→ Exercise goal
Restate the entries below verbatim.

→ Stored data

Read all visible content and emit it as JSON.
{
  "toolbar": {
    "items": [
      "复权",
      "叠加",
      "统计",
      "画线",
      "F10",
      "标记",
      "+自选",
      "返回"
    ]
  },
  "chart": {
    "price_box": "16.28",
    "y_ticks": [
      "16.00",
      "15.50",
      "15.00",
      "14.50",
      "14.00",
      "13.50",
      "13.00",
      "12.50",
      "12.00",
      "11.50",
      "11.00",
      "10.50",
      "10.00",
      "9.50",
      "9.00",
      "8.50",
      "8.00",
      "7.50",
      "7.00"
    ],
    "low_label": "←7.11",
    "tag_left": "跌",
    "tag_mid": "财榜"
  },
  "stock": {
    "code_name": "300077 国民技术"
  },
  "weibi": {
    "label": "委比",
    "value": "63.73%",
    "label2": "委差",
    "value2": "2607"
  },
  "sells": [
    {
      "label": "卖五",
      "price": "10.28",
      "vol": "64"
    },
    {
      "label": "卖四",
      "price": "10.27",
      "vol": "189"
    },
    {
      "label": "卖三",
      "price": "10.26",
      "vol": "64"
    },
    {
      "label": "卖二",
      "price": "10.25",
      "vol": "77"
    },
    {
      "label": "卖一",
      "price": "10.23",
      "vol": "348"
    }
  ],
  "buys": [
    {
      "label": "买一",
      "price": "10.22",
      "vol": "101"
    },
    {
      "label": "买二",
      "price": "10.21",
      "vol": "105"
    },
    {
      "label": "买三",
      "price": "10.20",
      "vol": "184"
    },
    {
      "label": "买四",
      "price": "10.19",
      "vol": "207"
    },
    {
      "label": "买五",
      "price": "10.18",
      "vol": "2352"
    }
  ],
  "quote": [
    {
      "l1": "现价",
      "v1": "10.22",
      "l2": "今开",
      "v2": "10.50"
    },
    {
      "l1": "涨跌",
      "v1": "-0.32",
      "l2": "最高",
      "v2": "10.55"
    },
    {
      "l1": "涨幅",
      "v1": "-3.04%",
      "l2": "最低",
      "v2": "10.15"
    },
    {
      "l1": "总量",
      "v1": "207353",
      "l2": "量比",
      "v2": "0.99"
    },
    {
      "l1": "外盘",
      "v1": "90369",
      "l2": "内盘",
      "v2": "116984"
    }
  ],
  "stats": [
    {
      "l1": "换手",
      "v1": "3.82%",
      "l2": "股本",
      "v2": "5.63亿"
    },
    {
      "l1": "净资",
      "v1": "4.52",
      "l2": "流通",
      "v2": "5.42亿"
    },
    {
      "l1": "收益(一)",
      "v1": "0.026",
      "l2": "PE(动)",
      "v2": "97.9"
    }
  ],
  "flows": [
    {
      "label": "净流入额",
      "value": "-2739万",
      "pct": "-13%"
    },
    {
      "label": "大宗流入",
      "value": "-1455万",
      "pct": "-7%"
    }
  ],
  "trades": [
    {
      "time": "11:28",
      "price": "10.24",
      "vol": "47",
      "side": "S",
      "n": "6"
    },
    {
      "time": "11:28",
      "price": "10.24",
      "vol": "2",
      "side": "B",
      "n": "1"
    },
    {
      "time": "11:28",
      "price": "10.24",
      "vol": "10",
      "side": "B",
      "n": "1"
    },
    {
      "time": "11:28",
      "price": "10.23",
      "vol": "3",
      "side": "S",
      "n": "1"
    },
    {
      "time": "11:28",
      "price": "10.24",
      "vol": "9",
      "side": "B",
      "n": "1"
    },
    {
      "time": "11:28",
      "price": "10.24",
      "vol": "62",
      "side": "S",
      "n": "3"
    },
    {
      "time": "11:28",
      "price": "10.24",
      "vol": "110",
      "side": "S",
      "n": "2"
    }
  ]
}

→ Answer for this exercise
Read all visible content and emit it as JSON.
{
  "toolbar": {
    "items": [
      "复权",
      "叠加",
      "统计",
      "画线",
      "F10",
      "标记",
      "+自选",
      "返回"
    ]
  },
  "chart": {
    "price_box": "16.28",
    "y_ticks": [
      "16.00",
      "15.50",
      "15.00",
      "14.50",
      "14.00",
      "13.50",
      "13.00",
      "12.50",
      "12.00",
      "11.50",
      "11.00",
      "10.50",
      "10.00",
      "9.50",
      "9.00",
      "8.50",
      "8.00",
      "7.50",
      "7.00"
    ],
    "low_label": "←7.11",
    "tag_left": "跌",
    "tag_mid": "财榜"
  },
  "stock": {
    "code_name": "300077 国民技术"
  },
  "weibi": {
    "label": "委比",
    "value": "63.73%",
    "label2": "委差",
    "value2": "2607"
  },
  "sells": [
    {
      "label": "卖五",
      "price": "10.28",
      "vol": "64"
    },
    {
      "label": "卖四",
      "price": "10.27",
      "vol": "189"
    },
    {
      "label": "卖三",
      "price": "10.26",
      "vol": "64"
    },
    {
      "label": "卖二",
      "price": "10.25",
      "vol": "77"
    },
    {
      "label": "卖一",
      "price": "10.23",
      "vol": "348"
    }
  ],
  "buys": [
    {
      "label": "买一",
      "price": "10.22",
      "vol": "101"
    },
    {
      "label": "买二",
      "price": "10.21",
      "vol": "105"
    },
    {
      "label": "买三",
      "price": "10.20",
      "vol": "184"
    },
    {
      "label": "买四",
      "price": "10.19",
      "vol": "207"
    },
    {
      "label": "买五",
      "price": "10.18",
      "vol": "2352"
    }
  ],
  "quote": [
    {
      "l1": "现价",
      "v1": "10.22",
      "l2": "今开",
      "v2": "10.50"
    },
    {
      "l1": "涨跌",
      "v1": "-0.32",
      "l2": "最高",
      "v2": "10.55"
    },
    {
      "l1": "涨幅",
      "v1": "-3.04%",
      "l2": "最低",
      "v2": "10.15"
    },
    {
      "l1": "总量",
      "v1": "207353",
      "l2": "量比",
      "v2": "0.99"
    },
    {
      "l1": "外盘",
      "v1": "90369",
      "l2": "内盘",
      "v2": "116984"
    }
  ],
  "stats": [
    {
      "l1": "换手",
      "v1": "3.82%",
      "l2": "股本",
      "v2": "5.63亿"
    },
    {
      "l1": "净资",
      "v1": "4.52",
      "l2": "流通",
      "v2": "5.42亿"
    },
    {
      "l1": "收益(一)",
      "v1": "0.026",
      "l2": "PE(动)",
      "v2": "97.9"
    }
  ],
  "flows": [
    {
      "label": "净流入额",
      "value": "-2739万",
      "pct": "-13%"
    },
    {
      "label": "大宗流入",
      "value": "-1455万",
      "pct": "-7%"
    }
  ],
  "trades": [
    {
      "time": "11:28",
      "price": "10.24",
      "vol": "47",
      "side": "S",
      "n": "6"
    },
    {
      "time": "11:28",
      "price": "10.24",
      "vol": "2",
      "side": "B",
      "n": "1"
    },
    {
      "time": "11:28",
      "price": "10.24",
      "vol": "10",
      "side": "B",
      "n": "1"
    },
    {
      "time": "11:28",
      "price": "10.23",
      "vol": "3",
      "side": "S",
      "n": "1"
    },
    {
      "time": "11:28",
      "price": "10.24",
      "vol": "9",
      "side": "B",
      "n": "1"
    },
    {
      "time": "11:28",
      "price": "10.24",
      "vol": "62",
      "side": "S",
      "n": "3"
    },
    {
      "time": "11:28",
      "price": "10.24",
      "vol": "110",
      "side": "S",
      "n": "2"
    }
  ]
}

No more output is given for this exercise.